## To do:
Give every line of the data again, unchanged, but with no pictures.

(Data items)
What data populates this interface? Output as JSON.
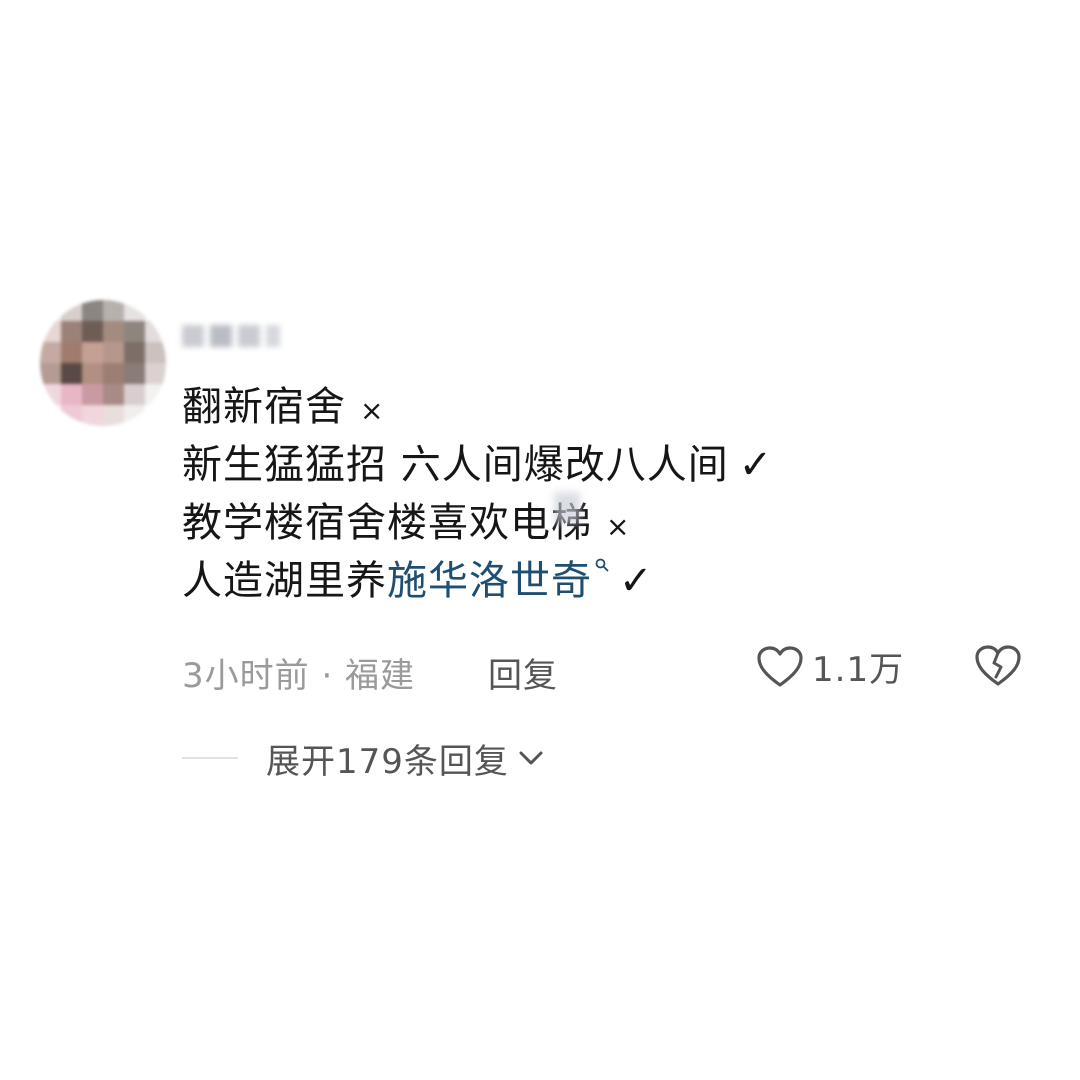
{
  "comment": {
    "lines": [
      {
        "text": "翻新宿舍",
        "mark": "×"
      },
      {
        "text": "新生猛猛招 六人间爆改八人间",
        "mark": "✓"
      },
      {
        "text": "教学楼宿舍楼喜欢电梯",
        "mark": "×"
      },
      {
        "text": "人造湖里养",
        "link": "施华洛世奇",
        "mark": "✓"
      }
    ],
    "meta": {
      "time_location": "3小时前 · 福建",
      "reply_label": "回复",
      "like_count": "1.1万"
    },
    "expand_label": "展开179条回复"
  },
  "colors": {
    "text": "#161616",
    "meta_gray": "#9a9a9a",
    "link_blue": "#1f4e73"
  },
  "icons": [
    "search-icon",
    "heart-icon",
    "broken-heart-icon",
    "chevron-down-icon"
  ]
}
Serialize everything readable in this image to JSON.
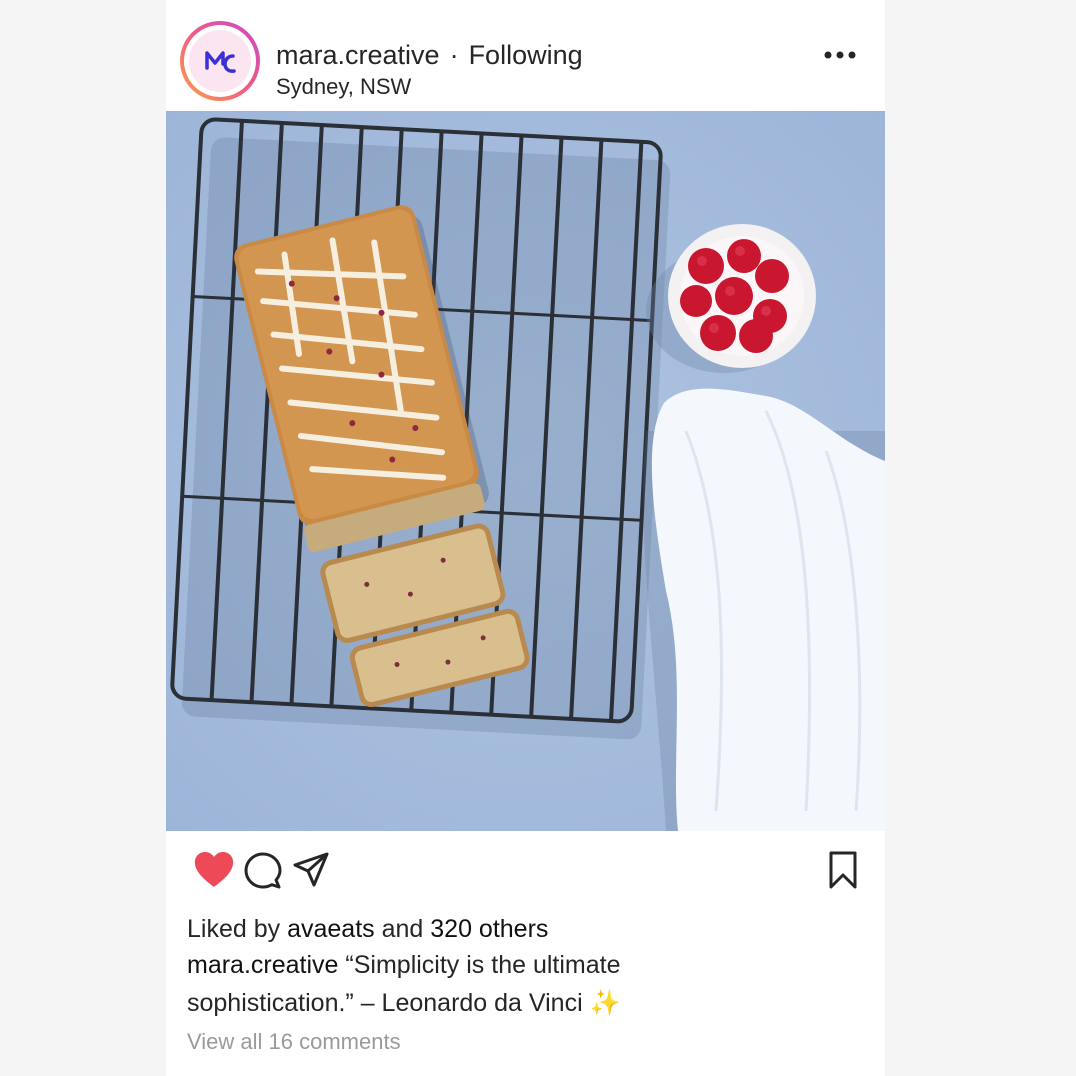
{
  "post": {
    "author": {
      "username": "mara.creative",
      "separator": "·",
      "follow_status": "Following",
      "location": "Sydney, NSW",
      "avatar_initials": "MC"
    },
    "photo": {
      "subject": "loaf-cake-on-cooling-rack-with-raspberries"
    },
    "actions": {
      "liked": true,
      "like_icon": "heart-icon",
      "comment_icon": "comment-icon",
      "share_icon": "send-icon",
      "save_icon": "bookmark-icon",
      "more_icon": "more-options-icon"
    },
    "likes": {
      "prefix": "Liked by",
      "first_liker": "avaeats",
      "connector": "and",
      "others": "320 others"
    },
    "caption": {
      "author": "mara.creative",
      "text": "“Simplicity is the ultimate sophistication.” – Leonardo da Vinci",
      "emoji": "✨"
    },
    "comments": {
      "link_text": "View all 16 comments"
    }
  },
  "colors": {
    "heart": "#ed4956",
    "photo_background": "#a6bedf",
    "avatar_ring_start": "#f9a44b",
    "avatar_ring_end": "#c44cc9",
    "muted_text": "#9a9a9a"
  }
}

## Solution:
What data populates this interface? Output as JSON.
{
  "comment": {
    "lines": [
      {
        "text": "翻新宿舍",
        "mark": "×"
      },
      {
        "text": "新生猛猛招 六人间爆改八人间",
        "mark": "✓"
      },
      {
        "text": "教学楼宿舍楼喜欢电梯",
        "mark": "×"
      },
      {
        "text": "人造湖里养",
        "link": "施华洛世奇",
        "mark": "✓"
      }
    ],
    "meta": {
      "time_location": "3小时前 · 福建",
      "reply_label": "回复",
      "like_count": "1.1万"
    },
    "expand_label": "展开179条回复"
  },
  "colors": {
    "text": "#161616",
    "meta_gray": "#9a9a9a",
    "link_blue": "#1f4e73"
  },
  "icons": [
    "search-icon",
    "heart-icon",
    "broken-heart-icon",
    "chevron-down-icon"
  ]
}
Serialize everything readable in this image to JSON.
{
  "post": {
    "author": {
      "username": "mara.creative",
      "separator": "·",
      "follow_status": "Following",
      "location": "Sydney, NSW",
      "avatar_initials": "MC"
    },
    "photo": {
      "subject": "loaf-cake-on-cooling-rack-with-raspberries"
    },
    "actions": {
      "liked": true,
      "like_icon": "heart-icon",
      "comment_icon": "comment-icon",
      "share_icon": "send-icon",
      "save_icon": "bookmark-icon",
      "more_icon": "more-options-icon"
    },
    "likes": {
      "prefix": "Liked by",
      "first_liker": "avaeats",
      "connector": "and",
      "others": "320 others"
    },
    "caption": {
      "author": "mara.creative",
      "text": "“Simplicity is the ultimate sophistication.” – Leonardo da Vinci",
      "emoji": "✨"
    },
    "comments": {
      "link_text": "View all 16 comments"
    }
  },
  "colors": {
    "heart": "#ed4956",
    "photo_background": "#a6bedf",
    "avatar_ring_start": "#f9a44b",
    "avatar_ring_end": "#c44cc9",
    "muted_text": "#9a9a9a"
  }
}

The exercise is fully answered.